▼▼▼

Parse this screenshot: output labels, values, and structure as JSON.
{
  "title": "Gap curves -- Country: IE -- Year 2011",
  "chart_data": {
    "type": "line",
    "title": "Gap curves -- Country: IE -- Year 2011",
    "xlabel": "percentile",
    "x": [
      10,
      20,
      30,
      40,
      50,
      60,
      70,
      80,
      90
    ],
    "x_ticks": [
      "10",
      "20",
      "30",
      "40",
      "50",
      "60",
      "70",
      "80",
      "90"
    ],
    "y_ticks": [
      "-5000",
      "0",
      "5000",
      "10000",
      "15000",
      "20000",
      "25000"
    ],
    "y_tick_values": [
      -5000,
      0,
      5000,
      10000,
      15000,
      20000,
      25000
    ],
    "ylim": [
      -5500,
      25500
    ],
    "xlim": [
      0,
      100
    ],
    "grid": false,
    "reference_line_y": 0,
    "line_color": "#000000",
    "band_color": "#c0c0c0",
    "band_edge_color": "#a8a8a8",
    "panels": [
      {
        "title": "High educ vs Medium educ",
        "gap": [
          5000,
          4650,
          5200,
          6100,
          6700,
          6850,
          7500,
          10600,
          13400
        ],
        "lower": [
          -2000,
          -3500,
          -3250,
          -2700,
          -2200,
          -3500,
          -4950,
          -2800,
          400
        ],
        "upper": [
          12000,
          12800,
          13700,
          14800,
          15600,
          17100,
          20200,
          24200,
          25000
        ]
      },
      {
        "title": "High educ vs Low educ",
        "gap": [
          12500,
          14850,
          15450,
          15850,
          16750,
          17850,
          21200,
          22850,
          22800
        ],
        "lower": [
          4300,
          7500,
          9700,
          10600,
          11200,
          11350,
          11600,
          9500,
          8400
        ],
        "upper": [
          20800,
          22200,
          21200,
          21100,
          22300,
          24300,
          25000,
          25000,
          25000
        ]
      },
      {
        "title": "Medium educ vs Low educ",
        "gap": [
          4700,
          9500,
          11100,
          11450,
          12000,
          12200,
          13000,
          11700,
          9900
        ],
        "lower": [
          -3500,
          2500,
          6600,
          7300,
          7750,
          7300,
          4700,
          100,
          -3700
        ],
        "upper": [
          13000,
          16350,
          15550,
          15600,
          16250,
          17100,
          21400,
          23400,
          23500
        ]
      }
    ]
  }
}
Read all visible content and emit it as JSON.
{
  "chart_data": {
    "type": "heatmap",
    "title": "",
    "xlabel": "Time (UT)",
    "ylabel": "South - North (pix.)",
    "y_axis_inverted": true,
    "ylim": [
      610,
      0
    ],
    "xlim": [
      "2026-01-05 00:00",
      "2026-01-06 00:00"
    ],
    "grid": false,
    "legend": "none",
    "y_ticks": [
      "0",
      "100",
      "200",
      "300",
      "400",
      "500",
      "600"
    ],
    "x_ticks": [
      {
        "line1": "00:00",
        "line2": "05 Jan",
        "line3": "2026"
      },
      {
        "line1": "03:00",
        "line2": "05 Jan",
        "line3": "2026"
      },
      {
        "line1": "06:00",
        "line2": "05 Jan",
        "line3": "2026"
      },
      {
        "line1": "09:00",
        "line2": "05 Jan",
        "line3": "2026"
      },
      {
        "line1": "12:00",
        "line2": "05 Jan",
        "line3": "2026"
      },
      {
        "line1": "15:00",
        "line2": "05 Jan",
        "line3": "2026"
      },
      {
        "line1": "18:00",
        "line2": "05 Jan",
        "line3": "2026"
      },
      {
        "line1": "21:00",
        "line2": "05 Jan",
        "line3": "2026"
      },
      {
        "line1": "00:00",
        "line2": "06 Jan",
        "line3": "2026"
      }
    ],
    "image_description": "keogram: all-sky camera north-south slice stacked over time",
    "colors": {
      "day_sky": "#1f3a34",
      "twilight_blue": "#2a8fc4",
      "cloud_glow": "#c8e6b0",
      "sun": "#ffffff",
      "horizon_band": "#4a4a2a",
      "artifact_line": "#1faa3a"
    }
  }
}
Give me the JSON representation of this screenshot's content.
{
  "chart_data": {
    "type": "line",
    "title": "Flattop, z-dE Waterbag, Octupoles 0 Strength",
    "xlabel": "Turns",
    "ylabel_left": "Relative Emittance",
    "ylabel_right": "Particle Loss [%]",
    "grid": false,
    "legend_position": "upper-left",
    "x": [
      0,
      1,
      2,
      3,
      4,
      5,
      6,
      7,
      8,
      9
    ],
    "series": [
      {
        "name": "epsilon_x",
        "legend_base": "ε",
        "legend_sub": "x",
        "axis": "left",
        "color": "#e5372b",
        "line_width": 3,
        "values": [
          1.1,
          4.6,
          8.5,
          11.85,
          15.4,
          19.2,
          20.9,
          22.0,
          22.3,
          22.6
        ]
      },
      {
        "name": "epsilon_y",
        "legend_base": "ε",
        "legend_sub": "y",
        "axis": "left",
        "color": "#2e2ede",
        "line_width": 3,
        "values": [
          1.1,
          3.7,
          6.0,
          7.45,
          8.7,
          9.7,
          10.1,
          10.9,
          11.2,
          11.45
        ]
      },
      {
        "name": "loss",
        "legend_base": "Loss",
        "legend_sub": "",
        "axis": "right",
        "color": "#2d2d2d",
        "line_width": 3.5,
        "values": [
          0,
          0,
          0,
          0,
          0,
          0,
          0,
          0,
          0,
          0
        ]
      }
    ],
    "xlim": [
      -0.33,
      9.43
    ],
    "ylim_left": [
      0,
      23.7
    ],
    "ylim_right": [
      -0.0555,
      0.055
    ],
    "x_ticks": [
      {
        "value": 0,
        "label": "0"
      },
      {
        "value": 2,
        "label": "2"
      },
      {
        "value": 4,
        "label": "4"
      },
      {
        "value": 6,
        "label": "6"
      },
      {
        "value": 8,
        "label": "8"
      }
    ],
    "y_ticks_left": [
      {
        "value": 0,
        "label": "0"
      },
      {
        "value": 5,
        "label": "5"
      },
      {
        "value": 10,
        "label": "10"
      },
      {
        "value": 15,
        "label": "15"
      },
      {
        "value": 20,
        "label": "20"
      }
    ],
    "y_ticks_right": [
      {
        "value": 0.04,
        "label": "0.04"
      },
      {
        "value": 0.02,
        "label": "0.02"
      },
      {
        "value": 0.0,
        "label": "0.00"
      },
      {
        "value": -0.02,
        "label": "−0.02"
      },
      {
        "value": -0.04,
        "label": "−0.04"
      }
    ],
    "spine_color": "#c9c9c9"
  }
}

▲▲▲

- [What is asked]
Go through the listing and copy all of it exactly.

- [Written answer]
Parse this screenshot: output labels, values, and structure as JSON.
{
  "title": "Gap curves -- Country: IE -- Year 2011",
  "chart_data": {
    "type": "line",
    "title": "Gap curves -- Country: IE -- Year 2011",
    "xlabel": "percentile",
    "x": [
      10,
      20,
      30,
      40,
      50,
      60,
      70,
      80,
      90
    ],
    "x_ticks": [
      "10",
      "20",
      "30",
      "40",
      "50",
      "60",
      "70",
      "80",
      "90"
    ],
    "y_ticks": [
      "-5000",
      "0",
      "5000",
      "10000",
      "15000",
      "20000",
      "25000"
    ],
    "y_tick_values": [
      -5000,
      0,
      5000,
      10000,
      15000,
      20000,
      25000
    ],
    "ylim": [
      -5500,
      25500
    ],
    "xlim": [
      0,
      100
    ],
    "grid": false,
    "reference_line_y": 0,
    "line_color": "#000000",
    "band_color": "#c0c0c0",
    "band_edge_color": "#a8a8a8",
    "panels": [
      {
        "title": "High educ vs Medium educ",
        "gap": [
          5000,
          4650,
          5200,
          6100,
          6700,
          6850,
          7500,
          10600,
          13400
        ],
        "lower": [
          -2000,
          -3500,
          -3250,
          -2700,
          -2200,
          -3500,
          -4950,
          -2800,
          400
        ],
        "upper": [
          12000,
          12800,
          13700,
          14800,
          15600,
          17100,
          20200,
          24200,
          25000
        ]
      },
      {
        "title": "High educ vs Low educ",
        "gap": [
          12500,
          14850,
          15450,
          15850,
          16750,
          17850,
          21200,
          22850,
          22800
        ],
        "lower": [
          4300,
          7500,
          9700,
          10600,
          11200,
          11350,
          11600,
          9500,
          8400
        ],
        "upper": [
          20800,
          22200,
          21200,
          21100,
          22300,
          24300,
          25000,
          25000,
          25000
        ]
      },
      {
        "title": "Medium educ vs Low educ",
        "gap": [
          4700,
          9500,
          11100,
          11450,
          12000,
          12200,
          13000,
          11700,
          9900
        ],
        "lower": [
          -3500,
          2500,
          6600,
          7300,
          7750,
          7300,
          4700,
          100,
          -3700
        ],
        "upper": [
          13000,
          16350,
          15550,
          15600,
          16250,
          17100,
          21400,
          23400,
          23500
        ]
      }
    ]
  }
}
Read all visible content and emit it as JSON.
{
  "chart_data": {
    "type": "heatmap",
    "title": "",
    "xlabel": "Time (UT)",
    "ylabel": "South - North (pix.)",
    "y_axis_inverted": true,
    "ylim": [
      610,
      0
    ],
    "xlim": [
      "2026-01-05 00:00",
      "2026-01-06 00:00"
    ],
    "grid": false,
    "legend": "none",
    "y_ticks": [
      "0",
      "100",
      "200",
      "300",
      "400",
      "500",
      "600"
    ],
    "x_ticks": [
      {
        "line1": "00:00",
        "line2": "05 Jan",
        "line3": "2026"
      },
      {
        "line1": "03:00",
        "line2": "05 Jan",
        "line3": "2026"
      },
      {
        "line1": "06:00",
        "line2": "05 Jan",
        "line3": "2026"
      },
      {
        "line1": "09:00",
        "line2": "05 Jan",
        "line3": "2026"
      },
      {
        "line1": "12:00",
        "line2": "05 Jan",
        "line3": "2026"
      },
      {
        "line1": "15:00",
        "line2": "05 Jan",
        "line3": "2026"
      },
      {
        "line1": "18:00",
        "line2": "05 Jan",
        "line3": "2026"
      },
      {
        "line1": "21:00",
        "line2": "05 Jan",
        "line3": "2026"
      },
      {
        "line1": "00:00",
        "line2": "06 Jan",
        "line3": "2026"
      }
    ],
    "image_description": "keogram: all-sky camera north-south slice stacked over time",
    "colors": {
      "day_sky": "#1f3a34",
      "twilight_blue": "#2a8fc4",
      "cloud_glow": "#c8e6b0",
      "sun": "#ffffff",
      "horizon_band": "#4a4a2a",
      "artifact_line": "#1faa3a"
    }
  }
}
Give me the JSON representation of this screenshot's content.
{
  "chart_data": {
    "type": "line",
    "title": "Flattop, z-dE Waterbag, Octupoles 0 Strength",
    "xlabel": "Turns",
    "ylabel_left": "Relative Emittance",
    "ylabel_right": "Particle Loss [%]",
    "grid": false,
    "legend_position": "upper-left",
    "x": [
      0,
      1,
      2,
      3,
      4,
      5,
      6,
      7,
      8,
      9
    ],
    "series": [
      {
        "name": "epsilon_x",
        "legend_base": "ε",
        "legend_sub": "x",
        "axis": "left",
        "color": "#e5372b",
        "line_width": 3,
        "values": [
          1.1,
          4.6,
          8.5,
          11.85,
          15.4,
          19.2,
          20.9,
          22.0,
          22.3,
          22.6
        ]
      },
      {
        "name": "epsilon_y",
        "legend_base": "ε",
        "legend_sub": "y",
        "axis": "left",
        "color": "#2e2ede",
        "line_width": 3,
        "values": [
          1.1,
          3.7,
          6.0,
          7.45,
          8.7,
          9.7,
          10.1,
          10.9,
          11.2,
          11.45
        ]
      },
      {
        "name": "loss",
        "legend_base": "Loss",
        "legend_sub": "",
        "axis": "right",
        "color": "#2d2d2d",
        "line_width": 3.5,
        "values": [
          0,
          0,
          0,
          0,
          0,
          0,
          0,
          0,
          0,
          0
        ]
      }
    ],
    "xlim": [
      -0.33,
      9.43
    ],
    "ylim_left": [
      0,
      23.7
    ],
    "ylim_right": [
      -0.0555,
      0.055
    ],
    "x_ticks": [
      {
        "value": 0,
        "label": "0"
      },
      {
        "value": 2,
        "label": "2"
      },
      {
        "value": 4,
        "label": "4"
      },
      {
        "value": 6,
        "label": "6"
      },
      {
        "value": 8,
        "label": "8"
      }
    ],
    "y_ticks_left": [
      {
        "value": 0,
        "label": "0"
      },
      {
        "value": 5,
        "label": "5"
      },
      {
        "value": 10,
        "label": "10"
      },
      {
        "value": 15,
        "label": "15"
      },
      {
        "value": 20,
        "label": "20"
      }
    ],
    "y_ticks_right": [
      {
        "value": 0.04,
        "label": "0.04"
      },
      {
        "value": 0.02,
        "label": "0.02"
      },
      {
        "value": 0.0,
        "label": "0.00"
      },
      {
        "value": -0.02,
        "label": "−0.02"
      },
      {
        "value": -0.04,
        "label": "−0.04"
      }
    ],
    "spine_color": "#c9c9c9"
  }
}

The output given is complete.